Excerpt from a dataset
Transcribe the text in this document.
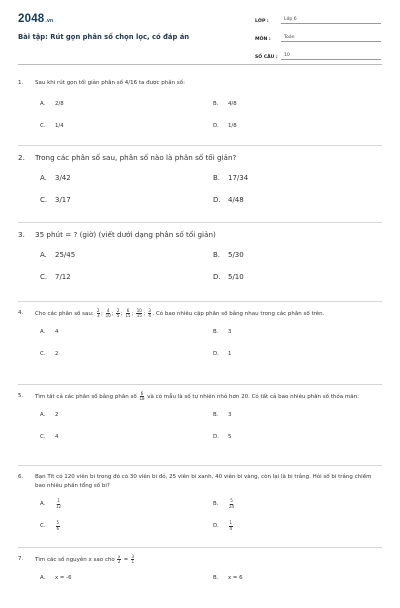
2048.vn
Bài tập: Rút gọn phân số chọn lọc, có đáp án
LỚP :	Lớp 6
MÔN :	Toán
SỐ CÂU :	10
1.	Sau khi rút gọn tối giản phân số 4/16 ta được phân số:
A.	2/8	B.	4/8
C.	1/4	D.	1/8
2.	Trong các phân số sau, phân số nào là phân số tối giản?
A.	3/42	B.	17/34
C.	3/17	D.	4/48
3.	35 phút = ? (giờ) (viết dưới dạng phân số tối giản)
A.	25/45	B.	5/30
C.	7/12	D.	5/10
4.	Cho các phân số sau: $\frac{2}{3}$ ; $\frac{4}{10}$ ; $\frac{2}{5}$ ; $\frac{6}{15}$ ; $\frac{10}{15}$ ; $\frac{3}{4}$ . Có bao nhiêu cặp phân số bằng nhau trong các phân số trên.
A.	4	B.	3
C.	2	D.	1
5.	Tìm tất cả các phân số bằng phân số $\frac{6}{18}$ và có mẫu là số tự nhiên nhỏ hơn 20. Có tất cả bao nhiêu phân số thỏa mãn:
A.	2	B.	3
C.	4	D.	5
6.	Bạn Tít có 120 viên bi trong đó có 30 viên bi đỏ, 25 viên bi xanh, 40 viên bi vàng, còn lại là bi trắng. Hỏi số bi trắng chiếm bao nhiêu phần tổng số bi?
A.	$\frac{1}{12}$	B.	$\frac{5}{24}$
C.	$\frac{5}{6}$	D.	$\frac{1}{4}$
7.	Tìm các số nguyên x sao cho $\frac{x}{2} = \frac{3}{1}$
A.	x = -6	B.	x = 6
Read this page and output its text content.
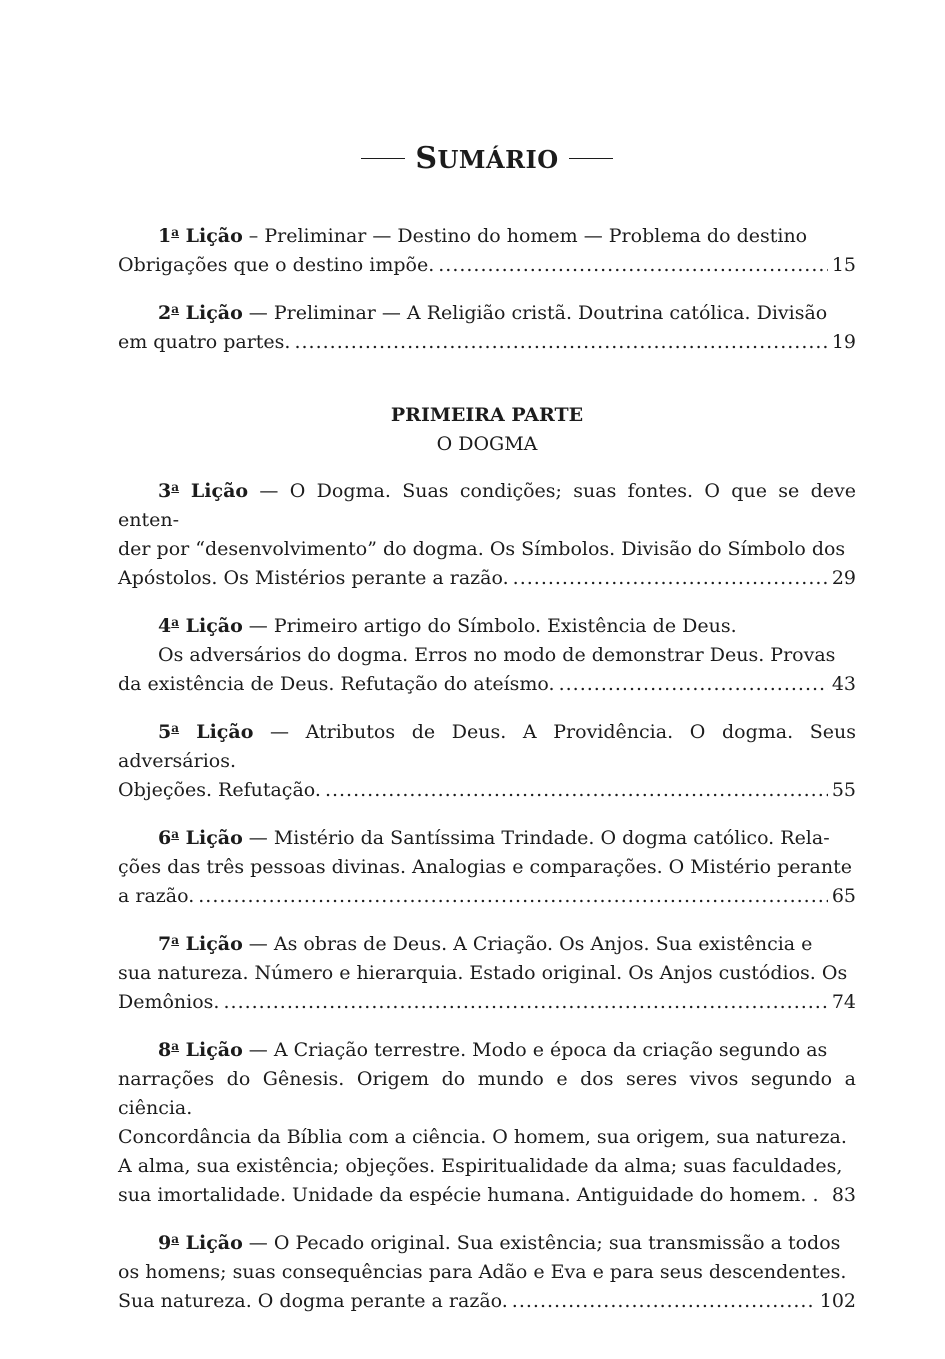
SUMÁRIO
1$^a$ Lição – Preliminar — Destino do homem — Problema do destino
Obrigações que o destino impõe. .....	15
2$^a$ Lição — Preliminar — A Religião cristã. Doutrina católica. Divisão
em quatro partes. .....	19
PRIMEIRA PARTE
O DOGMA
3$^a$ Lição — O Dogma. Suas condições; suas fontes. O que se deve enten-
der por “desenvolvimento” do dogma. Os Símbolos. Divisão do Símbolo dos
Apóstolos. Os Mistérios perante a razão. .....	29
4$^a$ Lição — Primeiro artigo do Símbolo. Existência de Deus.
Os adversários do dogma. Erros no modo de demonstrar Deus. Provas
da existência de Deus. Refutação do ateísmo. .....	43
5$^a$ Lição — Atributos de Deus. A Providência. O dogma. Seus adversários.
Objeções. Refutação. .....	55
6$^a$ Lição — Mistério da Santíssima Trindade. O dogma católico. Rela-
ções das três pessoas divinas. Analogias e comparações. O Mistério perante
a razão. .....	65
7$^a$ Lição — As obras de Deus. A Criação. Os Anjos. Sua existência e
sua natureza. Número e hierarquia. Estado original. Os Anjos custódios. Os
Demônios. .....	74
8$^a$ Lição — A Criação terrestre. Modo e época da criação segundo as
narrações do Gênesis. Origem do mundo e dos seres vivos segundo a ciência.
Concordância da Bíblia com a ciência. O homem, sua origem, sua natureza.
A alma, sua existência; objeções. Espiritualidade da alma; suas faculdades,
sua imortalidade. Unidade da espécie humana. Antiguidade do homem. . 83
9$^a$ Lição — O Pecado original. Sua existência; sua transmissão a todos
os homens; suas consequências para Adão e Eva e para seus descendentes.
Sua natureza. O dogma perante a razão. .....	102
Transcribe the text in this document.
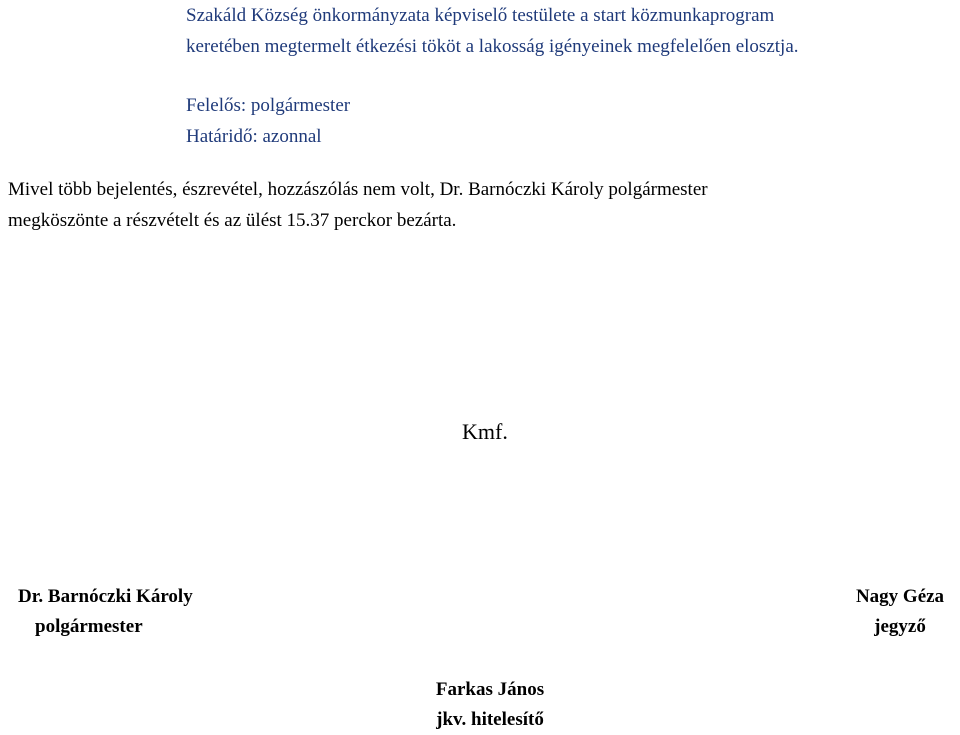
Szakáld Község önkormányzata képviselő testülete a start közmunkaprogram
keretében megtermelt étkezési tököt a lakosság igényeinek megfelelően elosztja.
Felelős: polgármester
Határidő: azonnal
Mivel több bejelentés, észrevétel, hozzászólás nem volt, Dr. Barnóczki Károly polgármester
megköszönte a részvételt és az ülést 15.37 perckor bezárta.
Kmf.
Dr. Barnóczki Károly
polgármester
Nagy Géza
jegyző
Farkas János
jkv. hitelesítő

**To do**: Looking at the records above, say how many lines hold the string "bằng". Write nothing but the number.

**Exercise output**: 2